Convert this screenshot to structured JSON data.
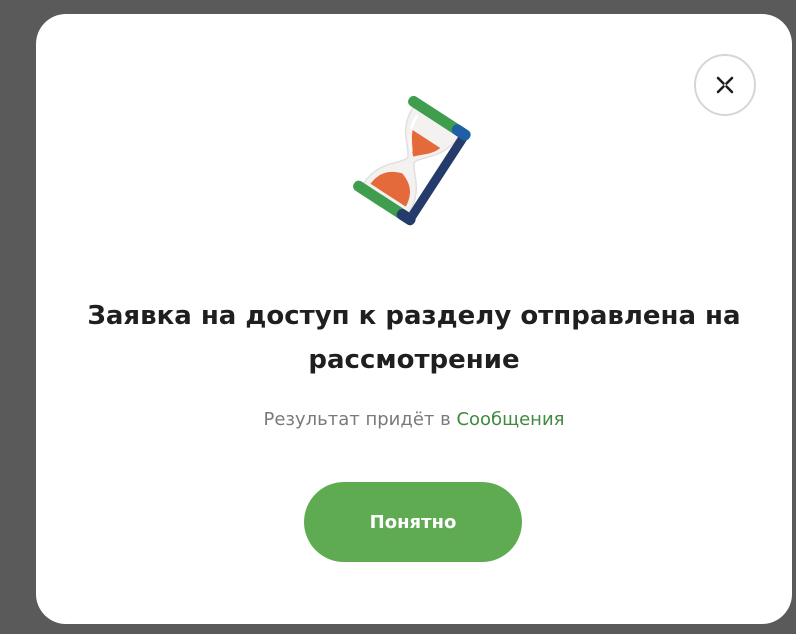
{
  "dialog": {
    "title": "Заявка на доступ к разделу отправлена на рассмотрение",
    "subtitle_prefix": "Результат придёт в",
    "subtitle_link": "Сообщения",
    "ok_button_label": "Понятно",
    "close_icon": "close-icon",
    "illustration_icon": "hourglass-icon"
  },
  "colors": {
    "accent_green": "#5fab52",
    "link_green": "#3f8a3f",
    "overlay": "#5a5a5a",
    "title_text": "#1f1f1f",
    "subtitle_text": "#7a7a7a"
  }
}
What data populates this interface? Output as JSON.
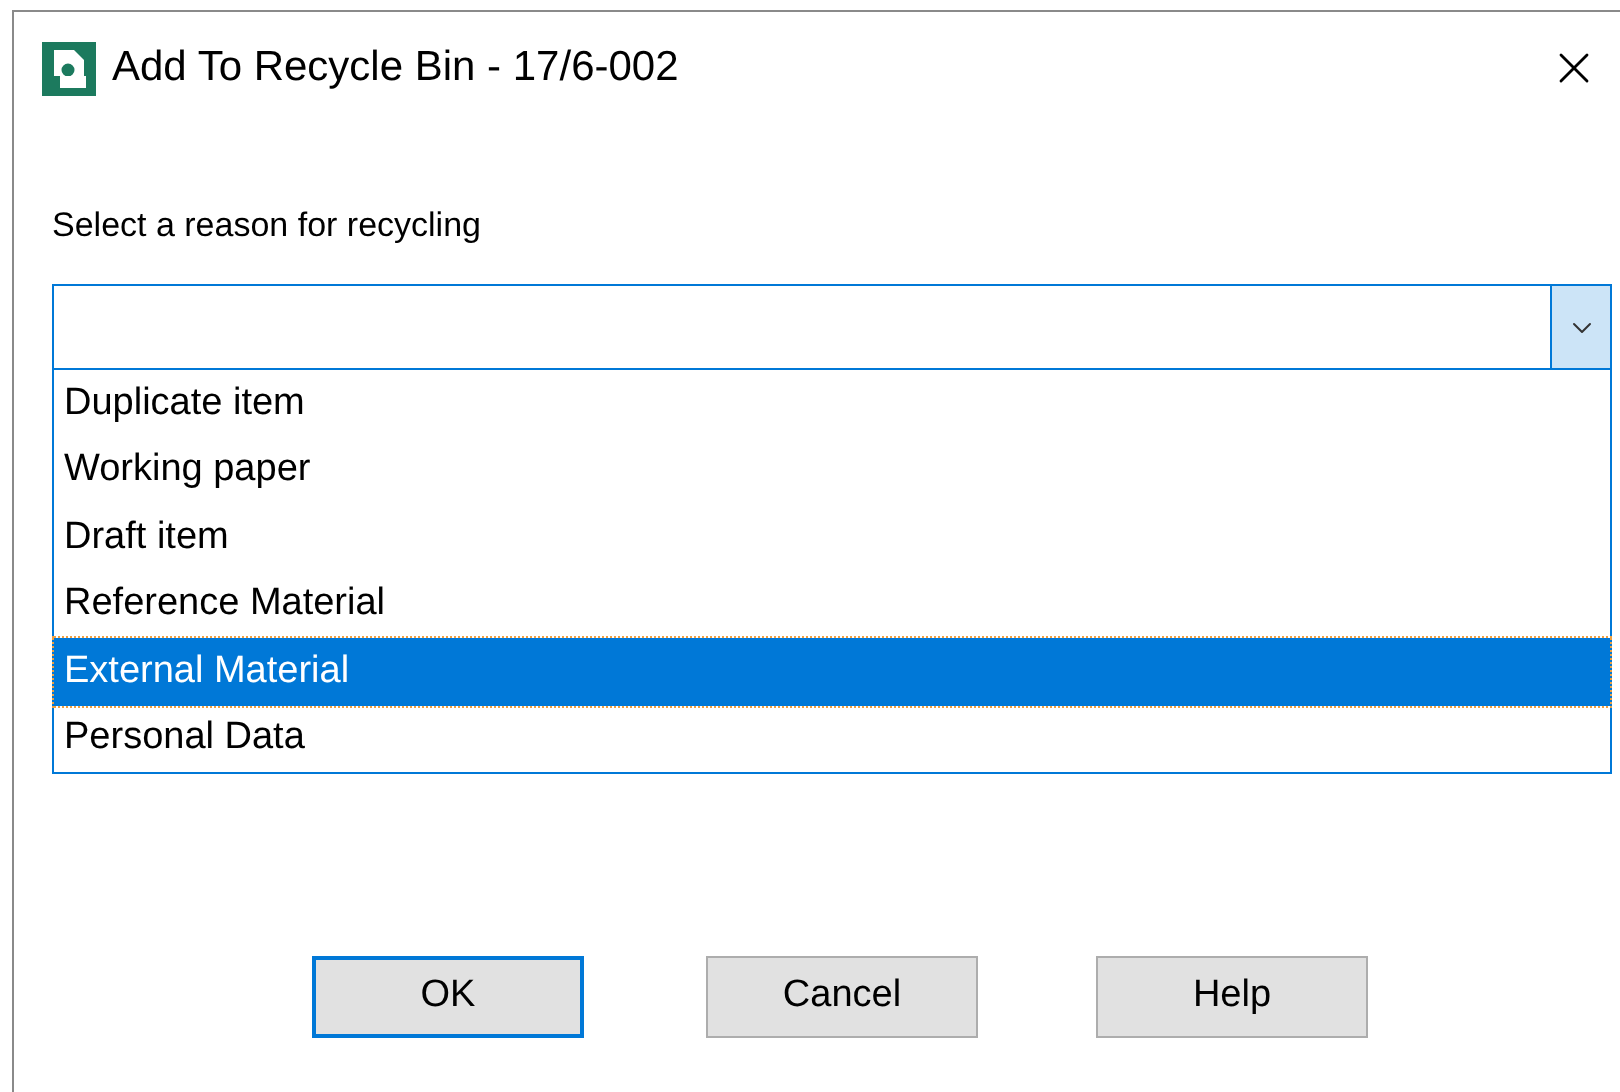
{
  "window": {
    "title": "Add To Recycle Bin - 17/6-002"
  },
  "reason": {
    "label": "Select a reason for recycling",
    "expanded": true,
    "options": [
      {
        "label": "Duplicate item",
        "selected": false
      },
      {
        "label": "Working paper",
        "selected": false
      },
      {
        "label": "Draft item",
        "selected": false
      },
      {
        "label": "Reference Material",
        "selected": false
      },
      {
        "label": "External Material",
        "selected": true
      },
      {
        "label": "Personal Data",
        "selected": false
      }
    ]
  },
  "buttons": [
    {
      "label": "OK",
      "default": true
    },
    {
      "label": "Cancel",
      "default": false
    },
    {
      "label": "Help",
      "default": false
    }
  ]
}
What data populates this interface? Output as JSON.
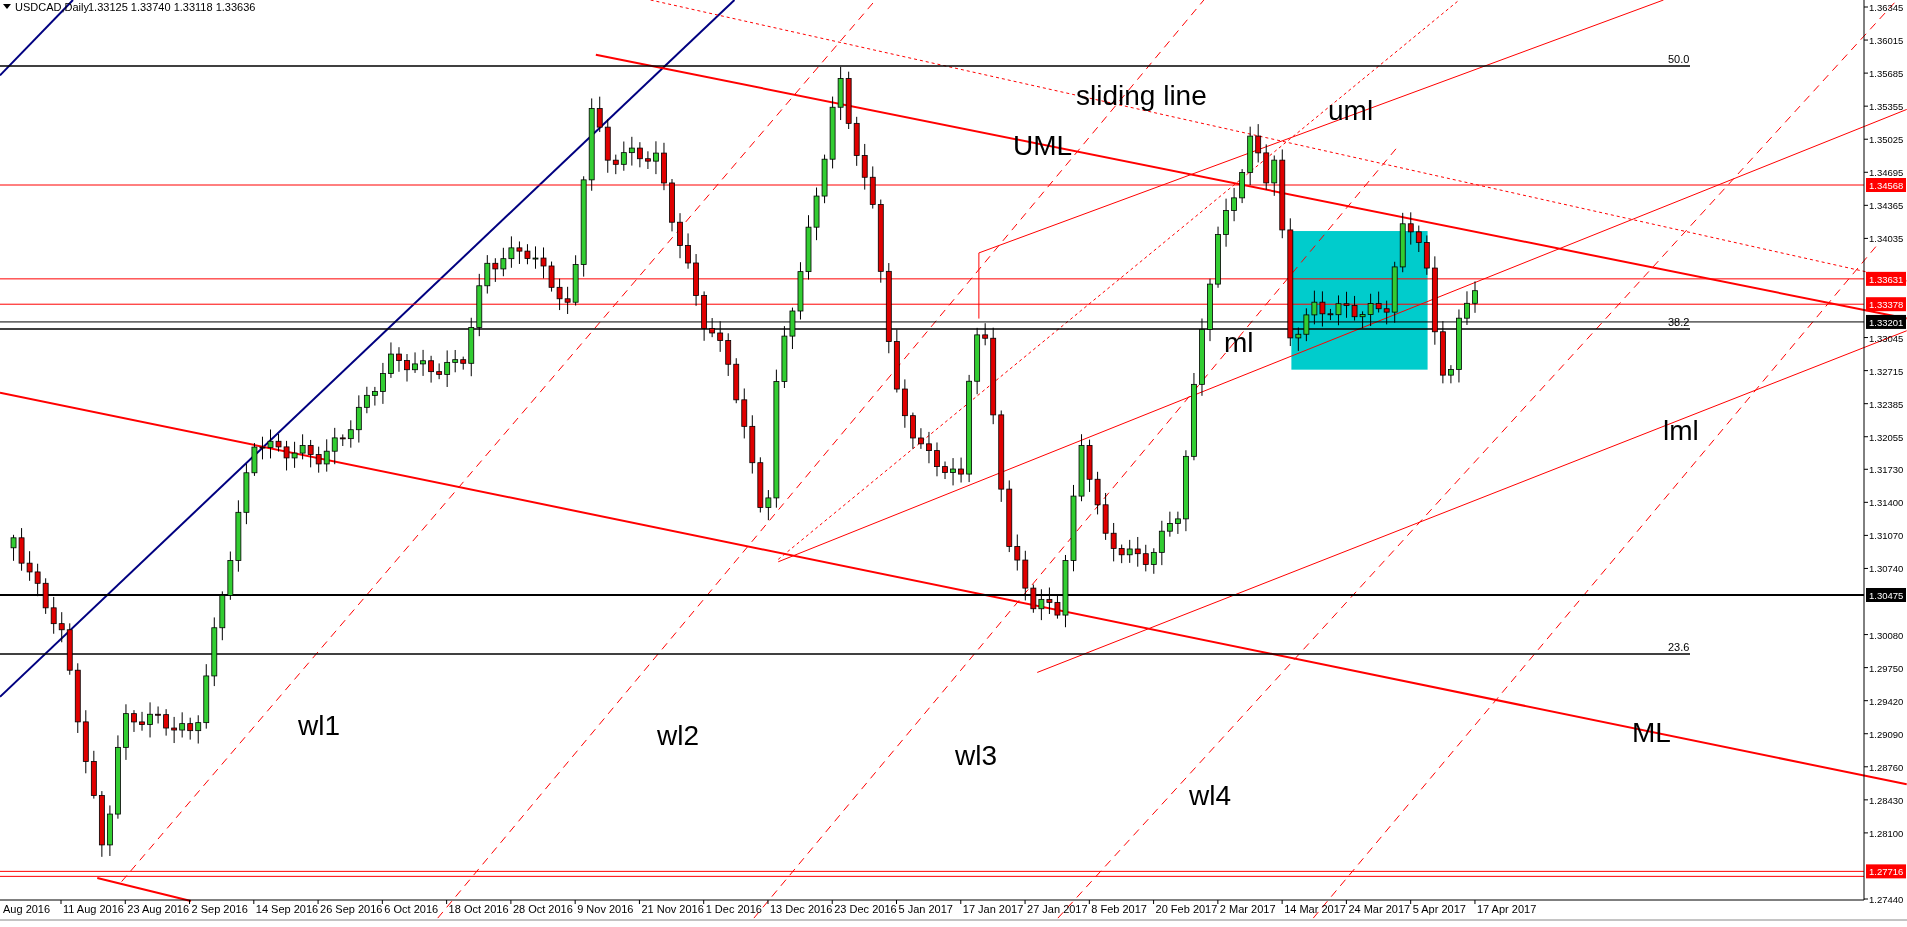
{
  "chart": {
    "symbol": "USDCAD,Daily",
    "ohlc": [
      "1.33125",
      "1.33740",
      "1.33118",
      "1.33636"
    ]
  },
  "price_axis": [
    "1.36345",
    "1.36015",
    "1.35685",
    "1.35355",
    "1.35025",
    "1.34695",
    "1.34365",
    "1.34035",
    "1.33045",
    "1.32715",
    "1.32385",
    "1.32055",
    "1.31730",
    "1.31400",
    "1.31070",
    "1.30740",
    "1.30080",
    "1.29750",
    "1.29420",
    "1.29090",
    "1.28760",
    "1.28430",
    "1.28100",
    "1.27440"
  ],
  "price_markers": [
    {
      "text": "1.34568",
      "color": "#ff0000"
    },
    {
      "text": "1.33631",
      "color": "#ff0000"
    },
    {
      "text": "1.33378",
      "color": "#ff0000"
    },
    {
      "text": "1.33201",
      "color": "#000000"
    },
    {
      "text": "1.30475",
      "color": "#000000"
    },
    {
      "text": "1.27716",
      "color": "#ff0000"
    }
  ],
  "fib_levels": [
    "50.0",
    "38.2",
    "23.6"
  ],
  "annotations": [
    "sliding line",
    "uml",
    "UML",
    "ml",
    "lml",
    "wl1",
    "wl2",
    "ML",
    "wl3",
    "wl4"
  ],
  "time_axis": [
    "Aug 2016",
    "11 Aug 2016",
    "23 Aug 2016",
    "2 Sep 2016",
    "14 Sep 2016",
    "26 Sep 2016",
    "6 Oct 2016",
    "18 Oct 2016",
    "28 Oct 2016",
    "9 Nov 2016",
    "21 Nov 2016",
    "1 Dec 2016",
    "13 Dec 2016",
    "23 Dec 2016",
    "5 Jan 2017",
    "17 Jan 2017",
    "27 Jan 2017",
    "8 Feb 2017",
    "20 Feb 2017",
    "2 Mar 2017",
    "14 Mar 2017",
    "24 Mar 2017",
    "5 Apr 2017",
    "17 Apr 2017"
  ]
}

(WHAT TO DO):
Repeat the records above exactly, leaving out any pictures they contain.

(WRITTEN SOLUTION):
Convert this screenshot to structured JSON data.
{
  "dialog": {
    "title": "Заявка на доступ к разделу отправлена на рассмотрение",
    "subtitle_prefix": "Результат придёт в",
    "subtitle_link": "Сообщения",
    "ok_button_label": "Понятно",
    "close_icon": "close-icon",
    "illustration_icon": "hourglass-icon"
  },
  "colors": {
    "accent_green": "#5fab52",
    "link_green": "#3f8a3f",
    "overlay": "#5a5a5a",
    "title_text": "#1f1f1f",
    "subtitle_text": "#7a7a7a"
  }
}
What data populates this interface? Output as JSON.
{
  "window": {
    "title": "Add To Recycle Bin - 17/6-002"
  },
  "reason": {
    "label": "Select a reason for recycling",
    "expanded": true,
    "options": [
      {
        "label": "Duplicate item",
        "selected": false
      },
      {
        "label": "Working paper",
        "selected": false
      },
      {
        "label": "Draft item",
        "selected": false
      },
      {
        "label": "Reference Material",
        "selected": false
      },
      {
        "label": "External Material",
        "selected": true
      },
      {
        "label": "Personal Data",
        "selected": false
      }
    ]
  },
  "buttons": [
    {
      "label": "OK",
      "default": true
    },
    {
      "label": "Cancel",
      "default": false
    },
    {
      "label": "Help",
      "default": false
    }
  ]
}
What data populates this interface? Output as JSON.
{
  "chart": {
    "symbol": "USDCAD,Daily",
    "ohlc": [
      "1.33125",
      "1.33740",
      "1.33118",
      "1.33636"
    ]
  },
  "price_axis": [
    "1.36345",
    "1.36015",
    "1.35685",
    "1.35355",
    "1.35025",
    "1.34695",
    "1.34365",
    "1.34035",
    "1.33045",
    "1.32715",
    "1.32385",
    "1.32055",
    "1.31730",
    "1.31400",
    "1.31070",
    "1.30740",
    "1.30080",
    "1.29750",
    "1.29420",
    "1.29090",
    "1.28760",
    "1.28430",
    "1.28100",
    "1.27440"
  ],
  "price_markers": [
    {
      "text": "1.34568",
      "color": "#ff0000"
    },
    {
      "text": "1.33631",
      "color": "#ff0000"
    },
    {
      "text": "1.33378",
      "color": "#ff0000"
    },
    {
      "text": "1.33201",
      "color": "#000000"
    },
    {
      "text": "1.30475",
      "color": "#000000"
    },
    {
      "text": "1.27716",
      "color": "#ff0000"
    }
  ],
  "fib_levels": [
    "50.0",
    "38.2",
    "23.6"
  ],
  "annotations": [
    "sliding line",
    "uml",
    "UML",
    "ml",
    "lml",
    "wl1",
    "wl2",
    "ML",
    "wl3",
    "wl4"
  ],
  "time_axis": [
    "Aug 2016",
    "11 Aug 2016",
    "23 Aug 2016",
    "2 Sep 2016",
    "14 Sep 2016",
    "26 Sep 2016",
    "6 Oct 2016",
    "18 Oct 2016",
    "28 Oct 2016",
    "9 Nov 2016",
    "21 Nov 2016",
    "1 Dec 2016",
    "13 Dec 2016",
    "23 Dec 2016",
    "5 Jan 2017",
    "17 Jan 2017",
    "27 Jan 2017",
    "8 Feb 2017",
    "20 Feb 2017",
    "2 Mar 2017",
    "14 Mar 2017",
    "24 Mar 2017",
    "5 Apr 2017",
    "17 Apr 2017"
  ]
}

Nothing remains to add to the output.